**Data for the task:**
========================================

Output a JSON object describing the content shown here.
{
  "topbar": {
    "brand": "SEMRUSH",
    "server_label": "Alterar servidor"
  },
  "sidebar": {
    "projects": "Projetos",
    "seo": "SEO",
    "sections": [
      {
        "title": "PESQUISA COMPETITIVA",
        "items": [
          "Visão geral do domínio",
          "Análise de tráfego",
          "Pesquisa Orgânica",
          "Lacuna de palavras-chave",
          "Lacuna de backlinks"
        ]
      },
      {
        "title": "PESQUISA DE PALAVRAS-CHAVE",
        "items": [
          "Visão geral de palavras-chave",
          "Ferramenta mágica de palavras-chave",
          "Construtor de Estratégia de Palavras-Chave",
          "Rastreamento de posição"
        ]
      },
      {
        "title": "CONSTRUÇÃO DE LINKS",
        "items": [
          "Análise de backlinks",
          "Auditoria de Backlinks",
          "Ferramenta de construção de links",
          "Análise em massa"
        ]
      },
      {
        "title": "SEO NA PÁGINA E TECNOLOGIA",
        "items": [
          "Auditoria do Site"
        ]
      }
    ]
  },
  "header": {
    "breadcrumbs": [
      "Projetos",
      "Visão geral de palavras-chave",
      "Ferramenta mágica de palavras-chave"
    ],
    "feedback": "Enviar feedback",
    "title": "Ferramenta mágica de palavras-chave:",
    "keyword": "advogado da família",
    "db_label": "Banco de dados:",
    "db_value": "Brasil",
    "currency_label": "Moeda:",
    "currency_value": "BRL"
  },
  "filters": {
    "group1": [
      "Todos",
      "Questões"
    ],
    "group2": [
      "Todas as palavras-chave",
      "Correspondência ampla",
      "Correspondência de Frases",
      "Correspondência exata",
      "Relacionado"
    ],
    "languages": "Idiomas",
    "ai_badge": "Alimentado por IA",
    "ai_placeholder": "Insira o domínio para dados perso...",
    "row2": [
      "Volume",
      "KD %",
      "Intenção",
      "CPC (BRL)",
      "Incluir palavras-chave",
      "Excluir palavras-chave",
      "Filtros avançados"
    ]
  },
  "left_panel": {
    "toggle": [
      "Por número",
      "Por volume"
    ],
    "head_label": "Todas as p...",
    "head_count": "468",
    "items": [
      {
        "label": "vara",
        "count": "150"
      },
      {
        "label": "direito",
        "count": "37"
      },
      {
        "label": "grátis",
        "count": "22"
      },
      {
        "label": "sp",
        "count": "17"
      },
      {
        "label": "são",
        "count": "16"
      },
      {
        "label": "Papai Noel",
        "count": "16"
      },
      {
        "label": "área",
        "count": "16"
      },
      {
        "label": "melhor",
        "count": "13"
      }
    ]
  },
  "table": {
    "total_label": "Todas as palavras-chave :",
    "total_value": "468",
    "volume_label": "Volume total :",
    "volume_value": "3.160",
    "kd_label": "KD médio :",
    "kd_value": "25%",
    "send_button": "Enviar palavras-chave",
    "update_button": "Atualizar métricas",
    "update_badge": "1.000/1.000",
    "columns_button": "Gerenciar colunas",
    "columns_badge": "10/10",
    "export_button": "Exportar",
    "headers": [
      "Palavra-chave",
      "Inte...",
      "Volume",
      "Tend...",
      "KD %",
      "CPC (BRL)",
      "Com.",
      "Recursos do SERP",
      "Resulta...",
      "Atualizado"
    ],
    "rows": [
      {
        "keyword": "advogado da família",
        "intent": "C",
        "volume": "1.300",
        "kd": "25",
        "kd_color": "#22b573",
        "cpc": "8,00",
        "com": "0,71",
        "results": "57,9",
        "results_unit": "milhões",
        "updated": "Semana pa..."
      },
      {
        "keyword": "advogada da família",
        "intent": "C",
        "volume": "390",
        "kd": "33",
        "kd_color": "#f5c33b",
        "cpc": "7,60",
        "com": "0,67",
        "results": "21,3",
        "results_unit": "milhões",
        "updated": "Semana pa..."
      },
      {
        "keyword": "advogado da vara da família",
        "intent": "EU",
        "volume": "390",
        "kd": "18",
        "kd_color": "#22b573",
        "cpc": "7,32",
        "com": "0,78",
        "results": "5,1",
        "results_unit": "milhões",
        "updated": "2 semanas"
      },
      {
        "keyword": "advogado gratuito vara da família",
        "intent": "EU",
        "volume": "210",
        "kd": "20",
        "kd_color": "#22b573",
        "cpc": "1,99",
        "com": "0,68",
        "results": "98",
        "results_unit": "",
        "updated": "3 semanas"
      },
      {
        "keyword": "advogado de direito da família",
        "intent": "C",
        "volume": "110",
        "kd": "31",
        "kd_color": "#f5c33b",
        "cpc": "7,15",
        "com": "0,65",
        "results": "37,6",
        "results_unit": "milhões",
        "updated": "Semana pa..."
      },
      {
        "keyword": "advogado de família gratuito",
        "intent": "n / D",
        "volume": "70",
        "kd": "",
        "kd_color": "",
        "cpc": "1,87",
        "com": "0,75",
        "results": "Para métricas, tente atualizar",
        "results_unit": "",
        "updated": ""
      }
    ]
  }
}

========================================

**Required task:**
The whole listing above needs to be written out again exactly.

**Solution below:**
Output a JSON object describing the content shown here.
{
  "topbar": {
    "brand": "SEMRUSH",
    "server_label": "Alterar servidor"
  },
  "sidebar": {
    "projects": "Projetos",
    "seo": "SEO",
    "sections": [
      {
        "title": "PESQUISA COMPETITIVA",
        "items": [
          "Visão geral do domínio",
          "Análise de tráfego",
          "Pesquisa Orgânica",
          "Lacuna de palavras-chave",
          "Lacuna de backlinks"
        ]
      },
      {
        "title": "PESQUISA DE PALAVRAS-CHAVE",
        "items": [
          "Visão geral de palavras-chave",
          "Ferramenta mágica de palavras-chave",
          "Construtor de Estratégia de Palavras-Chave",
          "Rastreamento de posição"
        ]
      },
      {
        "title": "CONSTRUÇÃO DE LINKS",
        "items": [
          "Análise de backlinks",
          "Auditoria de Backlinks",
          "Ferramenta de construção de links",
          "Análise em massa"
        ]
      },
      {
        "title": "SEO NA PÁGINA E TECNOLOGIA",
        "items": [
          "Auditoria do Site"
        ]
      }
    ]
  },
  "header": {
    "breadcrumbs": [
      "Projetos",
      "Visão geral de palavras-chave",
      "Ferramenta mágica de palavras-chave"
    ],
    "feedback": "Enviar feedback",
    "title": "Ferramenta mágica de palavras-chave:",
    "keyword": "advogado da família",
    "db_label": "Banco de dados:",
    "db_value": "Brasil",
    "currency_label": "Moeda:",
    "currency_value": "BRL"
  },
  "filters": {
    "group1": [
      "Todos",
      "Questões"
    ],
    "group2": [
      "Todas as palavras-chave",
      "Correspondência ampla",
      "Correspondência de Frases",
      "Correspondência exata",
      "Relacionado"
    ],
    "languages": "Idiomas",
    "ai_badge": "Alimentado por IA",
    "ai_placeholder": "Insira o domínio para dados perso...",
    "row2": [
      "Volume",
      "KD %",
      "Intenção",
      "CPC (BRL)",
      "Incluir palavras-chave",
      "Excluir palavras-chave",
      "Filtros avançados"
    ]
  },
  "left_panel": {
    "toggle": [
      "Por número",
      "Por volume"
    ],
    "head_label": "Todas as p...",
    "head_count": "468",
    "items": [
      {
        "label": "vara",
        "count": "150"
      },
      {
        "label": "direito",
        "count": "37"
      },
      {
        "label": "grátis",
        "count": "22"
      },
      {
        "label": "sp",
        "count": "17"
      },
      {
        "label": "são",
        "count": "16"
      },
      {
        "label": "Papai Noel",
        "count": "16"
      },
      {
        "label": "área",
        "count": "16"
      },
      {
        "label": "melhor",
        "count": "13"
      }
    ]
  },
  "table": {
    "total_label": "Todas as palavras-chave :",
    "total_value": "468",
    "volume_label": "Volume total :",
    "volume_value": "3.160",
    "kd_label": "KD médio :",
    "kd_value": "25%",
    "send_button": "Enviar palavras-chave",
    "update_button": "Atualizar métricas",
    "update_badge": "1.000/1.000",
    "columns_button": "Gerenciar colunas",
    "columns_badge": "10/10",
    "export_button": "Exportar",
    "headers": [
      "Palavra-chave",
      "Inte...",
      "Volume",
      "Tend...",
      "KD %",
      "CPC (BRL)",
      "Com.",
      "Recursos do SERP",
      "Resulta...",
      "Atualizado"
    ],
    "rows": [
      {
        "keyword": "advogado da família",
        "intent": "C",
        "volume": "1.300",
        "kd": "25",
        "kd_color": "#22b573",
        "cpc": "8,00",
        "com": "0,71",
        "results": "57,9",
        "results_unit": "milhões",
        "updated": "Semana pa..."
      },
      {
        "keyword": "advogada da família",
        "intent": "C",
        "volume": "390",
        "kd": "33",
        "kd_color": "#f5c33b",
        "cpc": "7,60",
        "com": "0,67",
        "results": "21,3",
        "results_unit": "milhões",
        "updated": "Semana pa..."
      },
      {
        "keyword": "advogado da vara da família",
        "intent": "EU",
        "volume": "390",
        "kd": "18",
        "kd_color": "#22b573",
        "cpc": "7,32",
        "com": "0,78",
        "results": "5,1",
        "results_unit": "milhões",
        "updated": "2 semanas"
      },
      {
        "keyword": "advogado gratuito vara da família",
        "intent": "EU",
        "volume": "210",
        "kd": "20",
        "kd_color": "#22b573",
        "cpc": "1,99",
        "com": "0,68",
        "results": "98",
        "results_unit": "",
        "updated": "3 semanas"
      },
      {
        "keyword": "advogado de direito da família",
        "intent": "C",
        "volume": "110",
        "kd": "31",
        "kd_color": "#f5c33b",
        "cpc": "7,15",
        "com": "0,65",
        "results": "37,6",
        "results_unit": "milhões",
        "updated": "Semana pa..."
      },
      {
        "keyword": "advogado de família gratuito",
        "intent": "n / D",
        "volume": "70",
        "kd": "",
        "kd_color": "",
        "cpc": "1,87",
        "com": "0,75",
        "results": "Para métricas, tente atualizar",
        "results_unit": "",
        "updated": ""
      }
    ]
  }
}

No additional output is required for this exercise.